:: RECORDS FOR THIS TASK ::
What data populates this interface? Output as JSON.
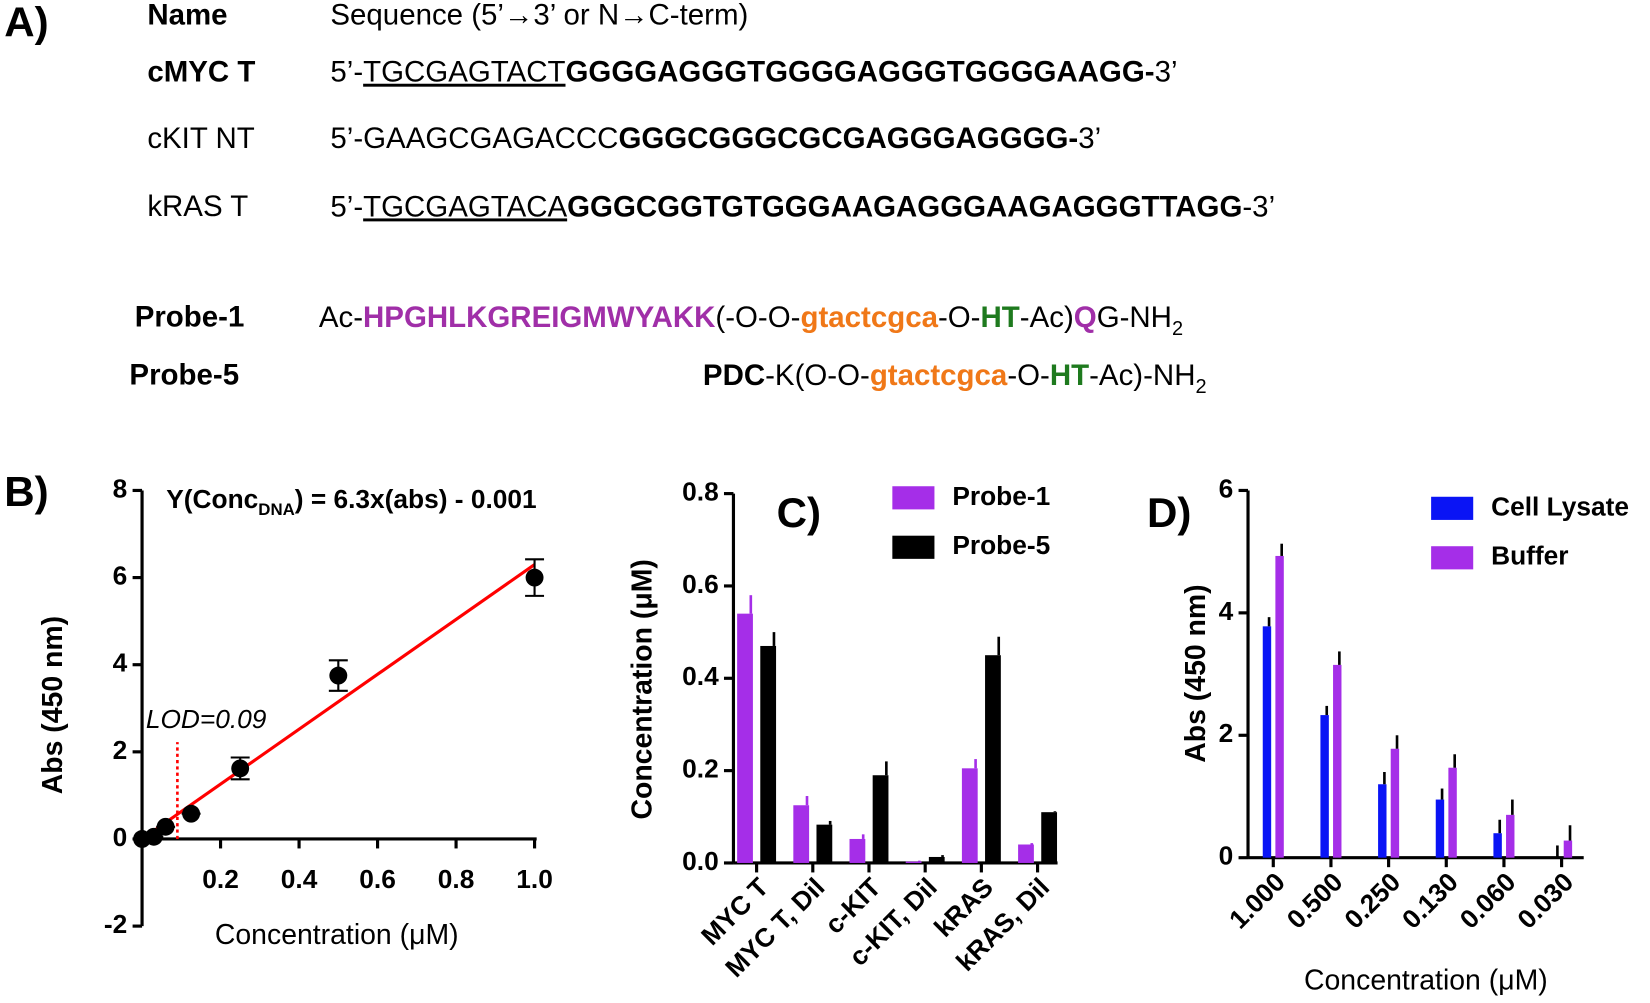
{
  "panel_a": {
    "label": "A)",
    "header": {
      "name": "Name",
      "sequence": "Sequence (5’→3’ or N→C-term)"
    },
    "rows": [
      {
        "name": "cMYC T",
        "name_bold": true,
        "segments": [
          {
            "text": "5’-",
            "style": "plain"
          },
          {
            "text": "TGCGAGTACT",
            "style": "underline"
          },
          {
            "text": "GGGGAGGGTGGGGAGGGTGGGGAAGG-",
            "style": "bold"
          },
          {
            "text": "3’",
            "style": "plain"
          }
        ]
      },
      {
        "name": "cKIT NT",
        "name_bold": false,
        "segments": [
          {
            "text": "5’-GAAGCGAGACCC",
            "style": "plain"
          },
          {
            "text": "GGGCGGGCGCGAGGGAGGGG-",
            "style": "bold"
          },
          {
            "text": "3’",
            "style": "plain"
          }
        ]
      },
      {
        "name": "kRAS T",
        "name_bold": false,
        "segments": [
          {
            "text": "5’-",
            "style": "plain"
          },
          {
            "text": "TGCGAGTACA",
            "style": "underline"
          },
          {
            "text": "GGGCGGTGTGGGAAGAGGGAAGAGGGTTAGG",
            "style": "bold"
          },
          {
            "text": "-3’",
            "style": "plain"
          }
        ]
      },
      {
        "name": "Probe-1",
        "name_bold": true,
        "segments": [
          {
            "text": "Ac-",
            "style": "plain"
          },
          {
            "text": "HPGHLKGREIGMWYAKK",
            "style": "purple"
          },
          {
            "text": "(-O-O-",
            "style": "plain"
          },
          {
            "text": "gtactcgca",
            "style": "orange"
          },
          {
            "text": "-O-",
            "style": "plain"
          },
          {
            "text": "HT",
            "style": "green"
          },
          {
            "text": "-Ac)",
            "style": "plain"
          },
          {
            "text": "Q",
            "style": "purple"
          },
          {
            "text": "G-NH",
            "style": "plain"
          },
          {
            "text": "2",
            "style": "sub"
          }
        ]
      },
      {
        "name": "Probe-5",
        "name_bold": true,
        "segments": [
          {
            "text": "PDC",
            "style": "bold"
          },
          {
            "text": "-K(O-O-",
            "style": "plain"
          },
          {
            "text": "gtactcgca",
            "style": "orange"
          },
          {
            "text": "-O-",
            "style": "plain"
          },
          {
            "text": "HT",
            "style": "green"
          },
          {
            "text": "-Ac)-NH",
            "style": "plain"
          },
          {
            "text": "2",
            "style": "sub"
          }
        ]
      }
    ]
  },
  "chart_data": [
    {
      "type": "scatter",
      "panel_label": "B)",
      "xlabel": "Concentration (μM)",
      "ylabel": "Abs (450 nm)",
      "x": [
        0,
        0.03,
        0.06,
        0.125,
        0.25,
        0.5,
        1
      ],
      "values": [
        0,
        0.05,
        0.28,
        0.58,
        1.62,
        3.75,
        6.0
      ],
      "errors": [
        0,
        0,
        0,
        0,
        0.25,
        0.35,
        0.42
      ],
      "color": "#000000",
      "fit": {
        "color": "#ff0000",
        "x": [
          0,
          1
        ],
        "values": [
          -0.001,
          6.299
        ]
      },
      "equation": {
        "color": "#ff0000",
        "parts": [
          "Y(Conc",
          "DNA",
          ") = 6.3x(abs) - 0.001"
        ]
      },
      "lod": {
        "label": "LOD=0.09",
        "value": 0.09,
        "color": "#ff0000"
      },
      "xlim": [
        0,
        1
      ],
      "ylim": [
        -2,
        8
      ],
      "xticks": [
        0.2,
        0.4,
        0.6,
        0.8,
        {
          "value": 1,
          "label": "1.0"
        }
      ],
      "yticks": [
        -2,
        0,
        2,
        4,
        6,
        8
      ]
    },
    {
      "type": "bar",
      "panel_label": "C)",
      "ylabel": "Concentration (μM)",
      "categories": [
        "MYC T",
        "MYC T, Dil",
        "c-KIT",
        "c-KIT, Dil",
        "kRAS",
        "kRAS, Dil"
      ],
      "series": [
        {
          "name": "Probe-1",
          "color": "#a52ee8",
          "values": [
            0.54,
            0.125,
            0.052,
            0.003,
            0.205,
            0.04
          ],
          "errors": [
            0.04,
            0.02,
            0.01,
            0.002,
            0.02,
            0.003
          ]
        },
        {
          "name": "Probe-5",
          "color": "#000000",
          "values": [
            0.47,
            0.083,
            0.19,
            0.013,
            0.45,
            0.11
          ],
          "errors": [
            0.03,
            0.008,
            0.03,
            0.004,
            0.04,
            0.002
          ]
        }
      ],
      "ylim": [
        0,
        0.8
      ],
      "yticks": [
        {
          "value": 0,
          "label": "0.0"
        },
        0.2,
        0.4,
        0.6,
        0.8
      ],
      "legend": "top-right"
    },
    {
      "type": "bar",
      "panel_label": "D)",
      "xlabel": "Concentration (μM)",
      "ylabel": "Abs (450 nm)",
      "categories": [
        "1.000",
        "0.500",
        "0.250",
        "0.130",
        "0.060",
        "0.030"
      ],
      "series": [
        {
          "name": "Cell Lysate",
          "color": "#0a14f5",
          "values": [
            3.78,
            2.33,
            1.2,
            0.95,
            0.4,
            0
          ],
          "errors": [
            0.15,
            0.15,
            0.2,
            0.18,
            0.22,
            0.2
          ]
        },
        {
          "name": "Buffer",
          "color": "#a52ee8",
          "values": [
            4.93,
            3.15,
            1.78,
            1.47,
            0.7,
            0.28
          ],
          "errors": [
            0.2,
            0.22,
            0.22,
            0.22,
            0.25,
            0.25
          ]
        }
      ],
      "ylim": [
        0,
        6
      ],
      "yticks": [
        0,
        2,
        4,
        6
      ],
      "legend": "top-right"
    }
  ]
}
:::
DO THIS :: Pictures in the records must not appear in the copy; transcribe everything else precisely.

WRITTEN RESPONSE ::
What data populates this interface? Output as JSON.
{
  "panel_a": {
    "label": "A)",
    "header": {
      "name": "Name",
      "sequence": "Sequence (5’→3’ or N→C-term)"
    },
    "rows": [
      {
        "name": "cMYC T",
        "name_bold": true,
        "segments": [
          {
            "text": "5’-",
            "style": "plain"
          },
          {
            "text": "TGCGAGTACT",
            "style": "underline"
          },
          {
            "text": "GGGGAGGGTGGGGAGGGTGGGGAAGG-",
            "style": "bold"
          },
          {
            "text": "3’",
            "style": "plain"
          }
        ]
      },
      {
        "name": "cKIT NT",
        "name_bold": false,
        "segments": [
          {
            "text": "5’-GAAGCGAGACCC",
            "style": "plain"
          },
          {
            "text": "GGGCGGGCGCGAGGGAGGGG-",
            "style": "bold"
          },
          {
            "text": "3’",
            "style": "plain"
          }
        ]
      },
      {
        "name": "kRAS T",
        "name_bold": false,
        "segments": [
          {
            "text": "5’-",
            "style": "plain"
          },
          {
            "text": "TGCGAGTACA",
            "style": "underline"
          },
          {
            "text": "GGGCGGTGTGGGAAGAGGGAAGAGGGTTAGG",
            "style": "bold"
          },
          {
            "text": "-3’",
            "style": "plain"
          }
        ]
      },
      {
        "name": "Probe-1",
        "name_bold": true,
        "segments": [
          {
            "text": "Ac-",
            "style": "plain"
          },
          {
            "text": "HPGHLKGREIGMWYAKK",
            "style": "purple"
          },
          {
            "text": "(-O-O-",
            "style": "plain"
          },
          {
            "text": "gtactcgca",
            "style": "orange"
          },
          {
            "text": "-O-",
            "style": "plain"
          },
          {
            "text": "HT",
            "style": "green"
          },
          {
            "text": "-Ac)",
            "style": "plain"
          },
          {
            "text": "Q",
            "style": "purple"
          },
          {
            "text": "G-NH",
            "style": "plain"
          },
          {
            "text": "2",
            "style": "sub"
          }
        ]
      },
      {
        "name": "Probe-5",
        "name_bold": true,
        "segments": [
          {
            "text": "PDC",
            "style": "bold"
          },
          {
            "text": "-K(O-O-",
            "style": "plain"
          },
          {
            "text": "gtactcgca",
            "style": "orange"
          },
          {
            "text": "-O-",
            "style": "plain"
          },
          {
            "text": "HT",
            "style": "green"
          },
          {
            "text": "-Ac)-NH",
            "style": "plain"
          },
          {
            "text": "2",
            "style": "sub"
          }
        ]
      }
    ]
  },
  "chart_data": [
    {
      "type": "scatter",
      "panel_label": "B)",
      "xlabel": "Concentration (μM)",
      "ylabel": "Abs (450 nm)",
      "x": [
        0,
        0.03,
        0.06,
        0.125,
        0.25,
        0.5,
        1
      ],
      "values": [
        0,
        0.05,
        0.28,
        0.58,
        1.62,
        3.75,
        6.0
      ],
      "errors": [
        0,
        0,
        0,
        0,
        0.25,
        0.35,
        0.42
      ],
      "color": "#000000",
      "fit": {
        "color": "#ff0000",
        "x": [
          0,
          1
        ],
        "values": [
          -0.001,
          6.299
        ]
      },
      "equation": {
        "color": "#ff0000",
        "parts": [
          "Y(Conc",
          "DNA",
          ") = 6.3x(abs) - 0.001"
        ]
      },
      "lod": {
        "label": "LOD=0.09",
        "value": 0.09,
        "color": "#ff0000"
      },
      "xlim": [
        0,
        1
      ],
      "ylim": [
        -2,
        8
      ],
      "xticks": [
        0.2,
        0.4,
        0.6,
        0.8,
        {
          "value": 1,
          "label": "1.0"
        }
      ],
      "yticks": [
        -2,
        0,
        2,
        4,
        6,
        8
      ]
    },
    {
      "type": "bar",
      "panel_label": "C)",
      "ylabel": "Concentration (μM)",
      "categories": [
        "MYC T",
        "MYC T, Dil",
        "c-KIT",
        "c-KIT, Dil",
        "kRAS",
        "kRAS, Dil"
      ],
      "series": [
        {
          "name": "Probe-1",
          "color": "#a52ee8",
          "values": [
            0.54,
            0.125,
            0.052,
            0.003,
            0.205,
            0.04
          ],
          "errors": [
            0.04,
            0.02,
            0.01,
            0.002,
            0.02,
            0.003
          ]
        },
        {
          "name": "Probe-5",
          "color": "#000000",
          "values": [
            0.47,
            0.083,
            0.19,
            0.013,
            0.45,
            0.11
          ],
          "errors": [
            0.03,
            0.008,
            0.03,
            0.004,
            0.04,
            0.002
          ]
        }
      ],
      "ylim": [
        0,
        0.8
      ],
      "yticks": [
        {
          "value": 0,
          "label": "0.0"
        },
        0.2,
        0.4,
        0.6,
        0.8
      ],
      "legend": "top-right"
    },
    {
      "type": "bar",
      "panel_label": "D)",
      "xlabel": "Concentration (μM)",
      "ylabel": "Abs (450 nm)",
      "categories": [
        "1.000",
        "0.500",
        "0.250",
        "0.130",
        "0.060",
        "0.030"
      ],
      "series": [
        {
          "name": "Cell Lysate",
          "color": "#0a14f5",
          "values": [
            3.78,
            2.33,
            1.2,
            0.95,
            0.4,
            0
          ],
          "errors": [
            0.15,
            0.15,
            0.2,
            0.18,
            0.22,
            0.2
          ]
        },
        {
          "name": "Buffer",
          "color": "#a52ee8",
          "values": [
            4.93,
            3.15,
            1.78,
            1.47,
            0.7,
            0.28
          ],
          "errors": [
            0.2,
            0.22,
            0.22,
            0.22,
            0.25,
            0.25
          ]
        }
      ],
      "ylim": [
        0,
        6
      ],
      "yticks": [
        0,
        2,
        4,
        6
      ],
      "legend": "top-right"
    }
  ]
}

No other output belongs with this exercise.